Information provided:
***
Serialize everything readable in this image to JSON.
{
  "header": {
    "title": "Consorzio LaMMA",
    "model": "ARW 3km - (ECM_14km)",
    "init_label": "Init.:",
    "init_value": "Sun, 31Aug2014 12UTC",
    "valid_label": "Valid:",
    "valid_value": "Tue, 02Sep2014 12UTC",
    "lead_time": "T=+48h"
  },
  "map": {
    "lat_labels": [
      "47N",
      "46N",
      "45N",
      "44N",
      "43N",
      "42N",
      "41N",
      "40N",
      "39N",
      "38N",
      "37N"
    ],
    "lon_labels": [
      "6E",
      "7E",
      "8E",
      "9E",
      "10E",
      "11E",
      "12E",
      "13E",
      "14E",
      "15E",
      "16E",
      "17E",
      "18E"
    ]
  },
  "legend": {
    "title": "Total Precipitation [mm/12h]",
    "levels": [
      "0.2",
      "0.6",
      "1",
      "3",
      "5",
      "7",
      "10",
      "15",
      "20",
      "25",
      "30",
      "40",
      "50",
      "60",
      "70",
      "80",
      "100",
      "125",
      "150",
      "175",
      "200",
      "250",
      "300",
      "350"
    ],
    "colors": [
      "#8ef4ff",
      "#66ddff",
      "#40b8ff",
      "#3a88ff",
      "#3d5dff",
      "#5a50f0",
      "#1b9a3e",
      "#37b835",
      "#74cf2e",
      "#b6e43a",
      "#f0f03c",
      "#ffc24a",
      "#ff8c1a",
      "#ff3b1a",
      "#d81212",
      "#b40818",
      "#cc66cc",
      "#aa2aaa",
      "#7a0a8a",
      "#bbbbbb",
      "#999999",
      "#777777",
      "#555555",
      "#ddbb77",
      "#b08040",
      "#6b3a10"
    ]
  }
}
***
What the exercise asks: Each record should come back exactly as written.

The completed task:
Serialize everything readable in this image to JSON.
{
  "header": {
    "title": "Consorzio LaMMA",
    "model": "ARW 3km - (ECM_14km)",
    "init_label": "Init.:",
    "init_value": "Sun, 31Aug2014 12UTC",
    "valid_label": "Valid:",
    "valid_value": "Tue, 02Sep2014 12UTC",
    "lead_time": "T=+48h"
  },
  "map": {
    "lat_labels": [
      "47N",
      "46N",
      "45N",
      "44N",
      "43N",
      "42N",
      "41N",
      "40N",
      "39N",
      "38N",
      "37N"
    ],
    "lon_labels": [
      "6E",
      "7E",
      "8E",
      "9E",
      "10E",
      "11E",
      "12E",
      "13E",
      "14E",
      "15E",
      "16E",
      "17E",
      "18E"
    ]
  },
  "legend": {
    "title": "Total Precipitation [mm/12h]",
    "levels": [
      "0.2",
      "0.6",
      "1",
      "3",
      "5",
      "7",
      "10",
      "15",
      "20",
      "25",
      "30",
      "40",
      "50",
      "60",
      "70",
      "80",
      "100",
      "125",
      "150",
      "175",
      "200",
      "250",
      "300",
      "350"
    ],
    "colors": [
      "#8ef4ff",
      "#66ddff",
      "#40b8ff",
      "#3a88ff",
      "#3d5dff",
      "#5a50f0",
      "#1b9a3e",
      "#37b835",
      "#74cf2e",
      "#b6e43a",
      "#f0f03c",
      "#ffc24a",
      "#ff8c1a",
      "#ff3b1a",
      "#d81212",
      "#b40818",
      "#cc66cc",
      "#aa2aaa",
      "#7a0a8a",
      "#bbbbbb",
      "#999999",
      "#777777",
      "#555555",
      "#ddbb77",
      "#b08040",
      "#6b3a10"
    ]
  }
}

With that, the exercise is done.